> _Written request 1_: Write out the part of the Death Ward thread below, everything from "Additionally, looking over" down to "examples are fun.", without changing a word.

───── Text passage ─────

As an assassin's Death Attack is neither a spell, nor magical in any way (hence the Ex tag), Death Ward would not stop it.  Much in the same way Death Ward could not stop age from killing you, a nasty fall down the stairs from killing you, or a coup de gras from killing you.

Additionally, looking over all the various spells that do have the [Death] descriptor, they all seem to operate on directly destroying life force.  Instead of, say.. scaring you really bad (Phant. Killer), burning you to a cinder (var. fire spells), evaporating all the fluids in your body (Horrid Wilting), transmuting your body to stone (Flesh to Stone), or discorperating your physical body (Disintegrate).  You cannot Raise somone who has been killed by a Death effect because their soul (life force) has been destroyed.  Similar to why you cannot raise someone who has been turned into undead: when you die, your soul goes free to the afterlife ... when you're brought back as undead your soul is forced to reinhabit the body and bound as it's animating force again.  Bound being the operating term.. destroying the body, destroys the soul.


So, examples.. cause examples are fun.


Illusionist John: *casts Phantasmal Killer at Farmer Jenkins*
~Phantasmal Killer manifests in Farmer Jenkins mind as his worst fears: his now passed-on mother~

Phantasmal Mother: "Boo."

Farmer Jenkins: "Oh no! My mother!" 
~Farmer Jenkins' heart stops from the sheer terror of the apparition~
Farmer Jenkins: "Ack, my heart!"
~Farmer Jenkins dies~

In the above example, Farmer Jenkins is killed by fear.  His life-force remains intact, and he could be raised from the dead if his soul wished to come back, and the appropriate spell were cast.

Example 2.


Nerull Nun Nancy: "Die for the glory of the Rotting Lord!" *casts Slay Living on Farmer Jenkins*
~black, unholy power courses from Nerull Nun Nancy's palm, and invades Farmer Jenkins' body~

Farmer Jenkins: "Oh no! An evil priestess!"
~Farmer Jenkins' soul is consumed by the dark power Nerull Nun Nancy commands~
Farmer Jenkins: "Ack, my soul!"
~Farmer Jenkins dies~ 

Now in this example, Farmer Jenkins is killed by having his soul / life-force destroyed by the Slay Living spell.  Said life-force is no longer present _anywhere_. It's gone. Period.  As such, Farmer Jenkins cannot be raised back to life without the application of a Resurrection, True Resurrection, Wish, Miracle, or at the GMs discretion, a Reincarnation spell.


----------



## AuraSeer (Dec 6, 2002)

Sejs said:
			
		

> *
> Now in this example, Farmer Jenkins is killed by having his soul / life-force destroyed by the Slay Living spell.  [...] Not even the application of a Wish spell can bring Farmer Jenkins back. *



Er... not quite. Only _Raise Dead_ fails to work on those killed by death effects.

─────

> _Written request 2_: Give again, word for word, everything in the records from their very start down to the line containing "43, 1280, 94]", and nothing further.

───── Records for the task ─────

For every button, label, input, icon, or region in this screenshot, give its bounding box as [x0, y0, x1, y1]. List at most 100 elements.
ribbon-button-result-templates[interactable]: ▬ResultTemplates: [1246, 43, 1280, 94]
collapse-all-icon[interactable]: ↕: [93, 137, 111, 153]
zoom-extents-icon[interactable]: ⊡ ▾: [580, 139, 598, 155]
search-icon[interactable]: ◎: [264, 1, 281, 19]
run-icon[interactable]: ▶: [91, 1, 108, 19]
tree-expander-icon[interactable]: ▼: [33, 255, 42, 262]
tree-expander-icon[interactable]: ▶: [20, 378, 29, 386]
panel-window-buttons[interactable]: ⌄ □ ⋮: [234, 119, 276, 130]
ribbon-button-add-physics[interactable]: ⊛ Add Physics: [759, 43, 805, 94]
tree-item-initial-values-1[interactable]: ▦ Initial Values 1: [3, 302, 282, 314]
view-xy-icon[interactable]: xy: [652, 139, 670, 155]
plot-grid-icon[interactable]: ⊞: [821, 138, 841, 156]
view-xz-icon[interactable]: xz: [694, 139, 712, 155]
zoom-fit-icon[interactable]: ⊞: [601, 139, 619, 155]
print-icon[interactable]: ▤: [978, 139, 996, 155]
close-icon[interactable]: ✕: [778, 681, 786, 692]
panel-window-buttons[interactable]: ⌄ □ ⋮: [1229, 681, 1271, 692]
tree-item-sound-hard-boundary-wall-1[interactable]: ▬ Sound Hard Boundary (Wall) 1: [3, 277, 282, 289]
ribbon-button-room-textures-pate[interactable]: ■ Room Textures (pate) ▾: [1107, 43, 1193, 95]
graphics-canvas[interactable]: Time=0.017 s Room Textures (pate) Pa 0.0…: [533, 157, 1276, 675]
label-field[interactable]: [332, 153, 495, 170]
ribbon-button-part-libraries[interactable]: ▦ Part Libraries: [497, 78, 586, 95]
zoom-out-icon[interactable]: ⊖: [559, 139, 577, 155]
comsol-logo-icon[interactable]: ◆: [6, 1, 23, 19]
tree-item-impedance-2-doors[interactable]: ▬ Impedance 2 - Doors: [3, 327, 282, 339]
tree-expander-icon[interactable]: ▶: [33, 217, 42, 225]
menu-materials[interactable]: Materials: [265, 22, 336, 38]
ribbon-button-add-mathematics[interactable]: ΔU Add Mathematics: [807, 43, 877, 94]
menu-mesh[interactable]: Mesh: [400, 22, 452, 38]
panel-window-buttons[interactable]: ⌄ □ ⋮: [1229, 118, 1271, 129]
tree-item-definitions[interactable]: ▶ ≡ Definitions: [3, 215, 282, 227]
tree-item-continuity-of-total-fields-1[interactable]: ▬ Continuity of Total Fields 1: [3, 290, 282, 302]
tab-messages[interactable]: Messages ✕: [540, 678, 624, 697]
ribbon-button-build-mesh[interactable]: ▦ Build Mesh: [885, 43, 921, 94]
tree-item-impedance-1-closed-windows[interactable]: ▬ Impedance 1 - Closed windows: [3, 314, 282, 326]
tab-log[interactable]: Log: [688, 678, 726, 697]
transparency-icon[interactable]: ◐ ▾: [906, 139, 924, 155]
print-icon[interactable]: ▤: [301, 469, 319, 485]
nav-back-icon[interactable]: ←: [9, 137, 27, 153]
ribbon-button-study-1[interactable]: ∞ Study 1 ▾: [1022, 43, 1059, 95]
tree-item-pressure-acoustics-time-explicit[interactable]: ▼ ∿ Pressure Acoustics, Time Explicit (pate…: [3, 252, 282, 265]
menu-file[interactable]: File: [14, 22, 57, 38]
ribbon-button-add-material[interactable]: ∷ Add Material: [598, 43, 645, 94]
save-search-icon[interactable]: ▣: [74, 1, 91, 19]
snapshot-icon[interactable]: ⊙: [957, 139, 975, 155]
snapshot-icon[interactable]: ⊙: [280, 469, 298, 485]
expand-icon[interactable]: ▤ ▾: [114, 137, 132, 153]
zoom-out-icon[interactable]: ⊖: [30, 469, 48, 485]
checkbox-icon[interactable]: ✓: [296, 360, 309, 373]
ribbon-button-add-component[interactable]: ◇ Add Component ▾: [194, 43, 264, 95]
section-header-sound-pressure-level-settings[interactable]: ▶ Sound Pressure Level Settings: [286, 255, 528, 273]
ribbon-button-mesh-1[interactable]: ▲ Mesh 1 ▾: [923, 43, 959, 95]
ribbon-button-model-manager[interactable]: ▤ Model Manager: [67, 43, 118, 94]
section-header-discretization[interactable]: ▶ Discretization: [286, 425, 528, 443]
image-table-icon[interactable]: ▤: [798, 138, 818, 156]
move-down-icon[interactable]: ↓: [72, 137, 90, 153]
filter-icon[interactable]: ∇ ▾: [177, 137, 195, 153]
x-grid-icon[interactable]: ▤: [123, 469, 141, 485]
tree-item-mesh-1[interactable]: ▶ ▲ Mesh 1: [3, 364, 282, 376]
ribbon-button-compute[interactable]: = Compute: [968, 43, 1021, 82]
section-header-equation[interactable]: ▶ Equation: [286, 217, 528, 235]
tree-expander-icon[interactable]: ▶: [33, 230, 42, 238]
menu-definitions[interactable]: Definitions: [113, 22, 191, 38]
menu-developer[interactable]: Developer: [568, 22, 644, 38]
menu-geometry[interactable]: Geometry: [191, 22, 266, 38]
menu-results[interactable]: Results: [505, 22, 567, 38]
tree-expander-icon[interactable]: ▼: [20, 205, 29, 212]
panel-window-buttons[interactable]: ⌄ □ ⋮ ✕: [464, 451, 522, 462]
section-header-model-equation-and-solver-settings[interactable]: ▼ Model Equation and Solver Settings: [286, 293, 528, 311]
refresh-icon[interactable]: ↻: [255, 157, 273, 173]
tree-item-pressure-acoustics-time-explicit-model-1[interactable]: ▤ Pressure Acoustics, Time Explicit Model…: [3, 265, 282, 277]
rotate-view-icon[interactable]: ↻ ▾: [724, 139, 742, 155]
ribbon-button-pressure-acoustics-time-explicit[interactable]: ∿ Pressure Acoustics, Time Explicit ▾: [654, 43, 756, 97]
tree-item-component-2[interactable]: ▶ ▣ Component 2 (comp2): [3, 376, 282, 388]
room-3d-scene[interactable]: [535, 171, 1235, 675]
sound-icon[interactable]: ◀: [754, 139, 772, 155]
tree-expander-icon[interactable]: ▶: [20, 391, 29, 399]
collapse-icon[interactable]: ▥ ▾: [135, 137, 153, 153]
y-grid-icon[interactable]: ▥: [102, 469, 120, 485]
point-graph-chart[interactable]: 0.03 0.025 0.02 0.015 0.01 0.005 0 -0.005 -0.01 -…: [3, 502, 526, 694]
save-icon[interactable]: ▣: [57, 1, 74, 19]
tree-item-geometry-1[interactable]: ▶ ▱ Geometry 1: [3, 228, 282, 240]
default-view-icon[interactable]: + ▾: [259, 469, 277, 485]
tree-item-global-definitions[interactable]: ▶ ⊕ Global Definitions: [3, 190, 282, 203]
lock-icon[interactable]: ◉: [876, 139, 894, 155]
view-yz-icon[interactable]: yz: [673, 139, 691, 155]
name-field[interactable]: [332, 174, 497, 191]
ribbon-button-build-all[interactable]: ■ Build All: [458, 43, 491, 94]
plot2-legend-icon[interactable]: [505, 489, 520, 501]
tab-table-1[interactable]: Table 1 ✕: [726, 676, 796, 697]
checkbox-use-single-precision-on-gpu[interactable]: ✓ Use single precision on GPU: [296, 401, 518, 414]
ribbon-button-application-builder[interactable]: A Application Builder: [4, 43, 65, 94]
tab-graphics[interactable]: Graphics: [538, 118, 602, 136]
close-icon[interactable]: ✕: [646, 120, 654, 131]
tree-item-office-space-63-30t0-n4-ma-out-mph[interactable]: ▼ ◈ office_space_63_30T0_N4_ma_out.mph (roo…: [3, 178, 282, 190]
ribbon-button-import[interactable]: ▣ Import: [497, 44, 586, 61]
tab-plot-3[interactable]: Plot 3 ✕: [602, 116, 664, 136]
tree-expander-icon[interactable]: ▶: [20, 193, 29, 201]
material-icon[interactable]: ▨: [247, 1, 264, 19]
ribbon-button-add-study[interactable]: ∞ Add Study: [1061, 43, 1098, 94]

─────

> _Task solution 1_:
Additionally, looking over all the various spells that do have the [Death] descriptor, they all seem to operate on directly destroying life force.  Instead of, say.. scaring you really bad (Phant. Killer), burning you to a cinder (var. fire spells), evaporating all the fluids in your body (Horrid Wilting), transmuting your body to stone (Flesh to Stone), or discorperating your physical body (Disintegrate).  You cannot Raise somone who has been killed by a Death effect because their soul (life force) has been destroyed.  Similar to why you cannot raise someone who has been turned into undead: when you die, your soul goes free to the afterlife ... when you're brought back as undead your soul is forced to reinhabit the body and bound as it's animating force again.  Bound being the operating term.. destroying the body, destroys the soul.


So, examples.. cause examples are fun.

> _Task solution 2_:
For every button, label, input, icon, or region in this screenshot, give its bounding box as [x0, y0, x1, y1]. List at most 100 elements.
ribbon-button-result-templates[interactable]: ▬ResultTemplates: [1246, 43, 1280, 94]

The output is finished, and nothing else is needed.